WHAT TO PRODUCE - In the text on counting words in a book, which word comes first in the sorted list, and what is its count?

TEXT PROVIDED -
=====

## Loading the book

In [1]:
with open("miracle_in_the_andes.txt", "r") as file:
    book = file.read()

## Find the most used words

In [65]:
import re
pattern = re.compile("[a-zA-Z]+")
findings = re.findall(pattern, book.lower())

# Findings all the words and their count
word_dict = {}
for word in findings:
    if word in word_dict.keys():
        word_dict[word] += 1
    else:
        word_dict[word] = 1

# Format and sort the list
sorted_word_list = [(value, key) for key, value in word_dict.items()]
sorted_word_list = sorted(sorted_word_list, reverse=True)

sorted_word_list[0]

(5346, 'the')

## Find the most used words that are non-articles

In [56]:
import nltk
from nltk.corpus import stopwords
# NOTE: You may need to uncomment this line if you get a lookup error
# nltk.download('stopwords')

# Stopwords are used very often like pronouns or function words (as, am, the, etc)
en_stopwords = stopwords.words("english")

# filtered_word_dict has 143 less words
filtered_word_dict = {}

for word, value in word_dict.items():
    if not word in en_stopwords:
        filtered_word_dict[word] = value

sorted_filtered_word_list = [(value, key) for key, value in filtered_word_dict.items()]
sorted_filtered_word_list = sorted(sorted_filtered_word_dict, reverse=True)

=====

DATA SECTION -
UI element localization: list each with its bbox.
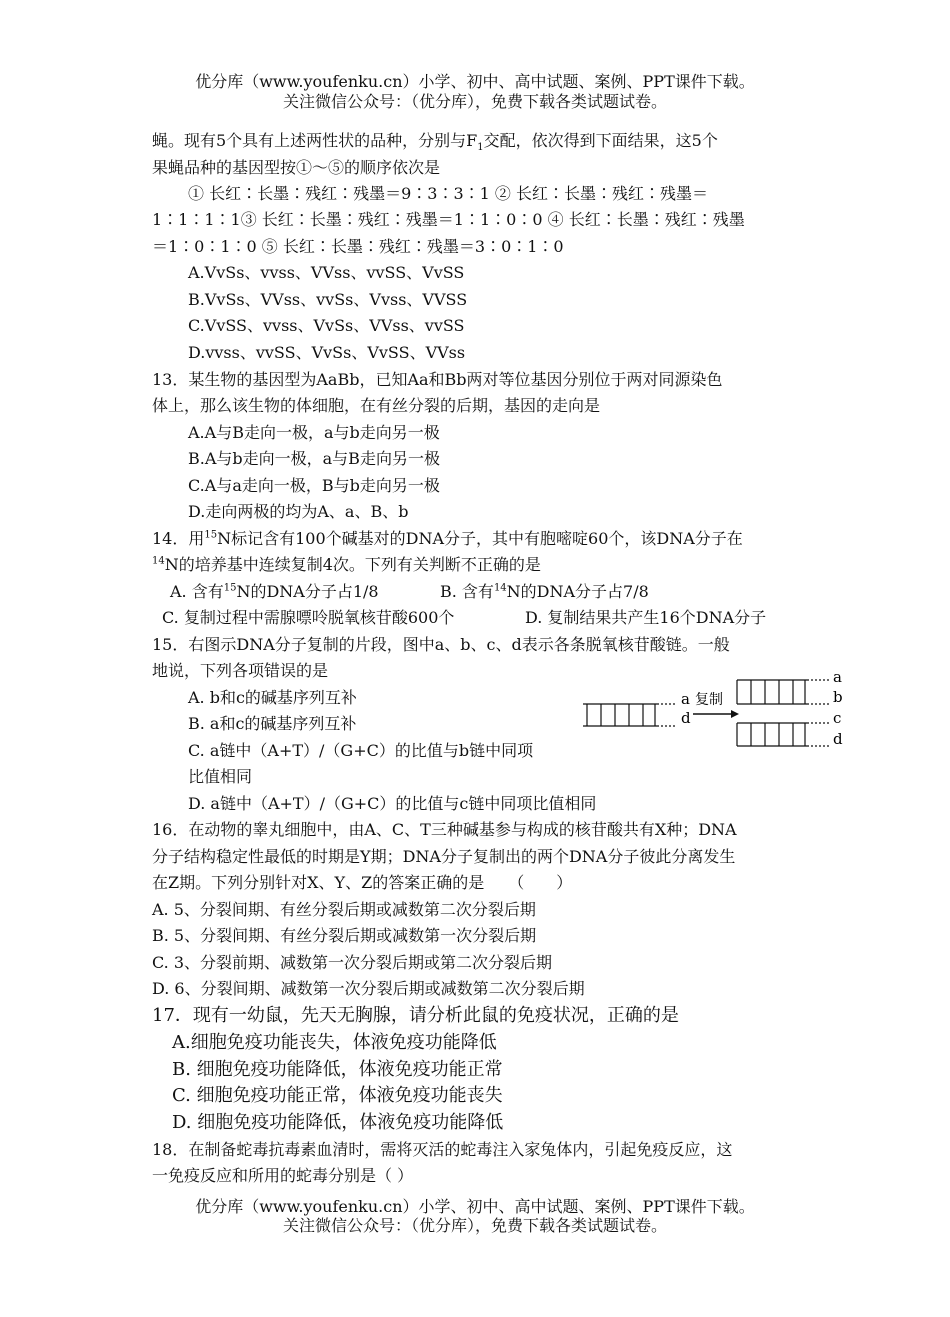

=====

OUTPUT OF THE TASK - The word "the" comes first, with a count of 5346.